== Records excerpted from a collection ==
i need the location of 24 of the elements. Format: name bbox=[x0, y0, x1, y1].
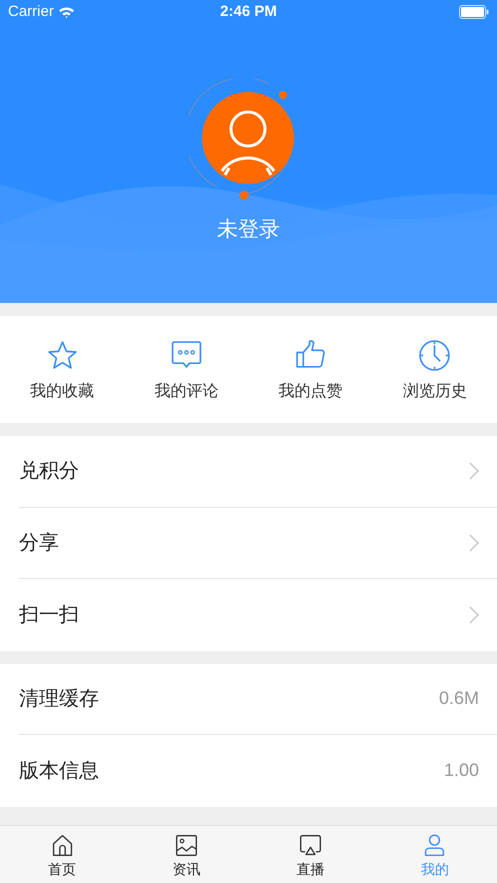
menu-value: 1.00 bbox=[444, 759, 479, 782]
image-icon bbox=[174, 833, 199, 858]
tab-item[interactable]: 直播 bbox=[248, 826, 373, 883]
battery-icon bbox=[459, 5, 489, 19]
tab-item[interactable]: 资讯 bbox=[124, 826, 248, 883]
clock-icon bbox=[418, 339, 452, 372]
menu-value: 0.6M bbox=[438, 687, 479, 710]
menu-row[interactable]: 版本信息 1.00 bbox=[19, 735, 497, 806]
menu-row[interactable]: 分享 bbox=[19, 508, 497, 579]
chevron-right-icon bbox=[469, 606, 479, 624]
status-time: 2:46 PM bbox=[220, 2, 277, 22]
shortcut-button[interactable]: 我的评论 bbox=[124, 335, 248, 404]
screen-icon bbox=[298, 833, 324, 858]
shortcut-button[interactable]: 我的收藏 bbox=[0, 335, 124, 404]
chevron-right-icon bbox=[469, 534, 479, 552]
tab-item[interactable]: 首页 bbox=[0, 826, 124, 883]
menu-row[interactable]: 扫一扫 bbox=[19, 579, 497, 650]
menu-row[interactable]: 清理缓存 0.6M bbox=[19, 664, 497, 735]
shortcut-button[interactable]: 浏览历史 bbox=[372, 335, 497, 404]
menu-row[interactable]: 兑积分 bbox=[19, 436, 497, 508]
wifi-icon bbox=[58, 6, 75, 18]
carrier-name: Carrier bbox=[8, 2, 54, 22]
shortcut-button[interactable]: 我的点赞 bbox=[248, 335, 373, 404]
chevron-right-icon bbox=[469, 462, 479, 480]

== Exercise brief ==
Update the listing by changing each "chevron-right-icon" to "arrow-right-icon" while keeping all other text the same. Leave the picture out of your answer.

== Response to the task ==
i need the location of 24 of the elements. Format: name bbox=[x0, y0, x1, y1].
menu-value: 1.00 bbox=[444, 759, 479, 782]
image-icon bbox=[174, 833, 199, 858]
tab-item[interactable]: 直播 bbox=[248, 826, 373, 883]
battery-icon bbox=[459, 5, 489, 19]
tab-item[interactable]: 资讯 bbox=[124, 826, 248, 883]
clock-icon bbox=[418, 339, 452, 372]
menu-value: 0.6M bbox=[438, 687, 479, 710]
menu-row[interactable]: 版本信息 1.00 bbox=[19, 735, 497, 806]
menu-row[interactable]: 分享 bbox=[19, 508, 497, 579]
arrow-right-icon bbox=[469, 606, 479, 624]
status-time: 2:46 PM bbox=[220, 2, 277, 22]
shortcut-button[interactable]: 我的评论 bbox=[124, 335, 248, 404]
screen-icon bbox=[298, 833, 324, 858]
shortcut-button[interactable]: 我的收藏 bbox=[0, 335, 124, 404]
arrow-right-icon bbox=[469, 534, 479, 552]
tab-item[interactable]: 首页 bbox=[0, 826, 124, 883]
menu-row[interactable]: 扫一扫 bbox=[19, 579, 497, 650]
menu-row[interactable]: 清理缓存 0.6M bbox=[19, 664, 497, 735]
shortcut-button[interactable]: 浏览历史 bbox=[372, 335, 497, 404]
menu-row[interactable]: 兑积分 bbox=[19, 436, 497, 508]
wifi-icon bbox=[58, 6, 75, 18]
carrier-name: Carrier bbox=[8, 2, 54, 22]
shortcut-button[interactable]: 我的点赞 bbox=[248, 335, 373, 404]
arrow-right-icon bbox=[469, 462, 479, 480]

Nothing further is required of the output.